-- start Dataset excerpts --

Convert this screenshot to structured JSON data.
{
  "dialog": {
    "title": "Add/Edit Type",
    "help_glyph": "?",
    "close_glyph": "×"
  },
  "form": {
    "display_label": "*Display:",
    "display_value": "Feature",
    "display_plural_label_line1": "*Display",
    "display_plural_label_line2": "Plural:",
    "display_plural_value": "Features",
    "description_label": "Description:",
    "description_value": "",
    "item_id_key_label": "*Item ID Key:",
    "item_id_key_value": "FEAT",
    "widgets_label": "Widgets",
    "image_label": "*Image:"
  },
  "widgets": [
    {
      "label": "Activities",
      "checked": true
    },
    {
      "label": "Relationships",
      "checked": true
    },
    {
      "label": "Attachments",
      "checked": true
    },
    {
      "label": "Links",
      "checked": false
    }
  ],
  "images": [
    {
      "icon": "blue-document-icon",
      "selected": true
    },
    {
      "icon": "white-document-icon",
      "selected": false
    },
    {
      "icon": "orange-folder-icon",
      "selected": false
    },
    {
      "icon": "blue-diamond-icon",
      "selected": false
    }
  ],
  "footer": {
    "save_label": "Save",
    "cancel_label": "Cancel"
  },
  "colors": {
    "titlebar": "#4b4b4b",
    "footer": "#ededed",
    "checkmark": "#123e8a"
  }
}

-- end Dataset excerpts --

Type out the material again exactly as presented.

Convert this screenshot to structured JSON data.
{
  "dialog": {
    "title": "Add/Edit Type",
    "help_glyph": "?",
    "close_glyph": "×"
  },
  "form": {
    "display_label": "*Display:",
    "display_value": "Feature",
    "display_plural_label_line1": "*Display",
    "display_plural_label_line2": "Plural:",
    "display_plural_value": "Features",
    "description_label": "Description:",
    "description_value": "",
    "item_id_key_label": "*Item ID Key:",
    "item_id_key_value": "FEAT",
    "widgets_label": "Widgets",
    "image_label": "*Image:"
  },
  "widgets": [
    {
      "label": "Activities",
      "checked": true
    },
    {
      "label": "Relationships",
      "checked": true
    },
    {
      "label": "Attachments",
      "checked": true
    },
    {
      "label": "Links",
      "checked": false
    }
  ],
  "images": [
    {
      "icon": "blue-document-icon",
      "selected": true
    },
    {
      "icon": "white-document-icon",
      "selected": false
    },
    {
      "icon": "orange-folder-icon",
      "selected": false
    },
    {
      "icon": "blue-diamond-icon",
      "selected": false
    }
  ],
  "footer": {
    "save_label": "Save",
    "cancel_label": "Cancel"
  },
  "colors": {
    "titlebar": "#4b4b4b",
    "footer": "#ededed",
    "checkmark": "#123e8a"
  }
}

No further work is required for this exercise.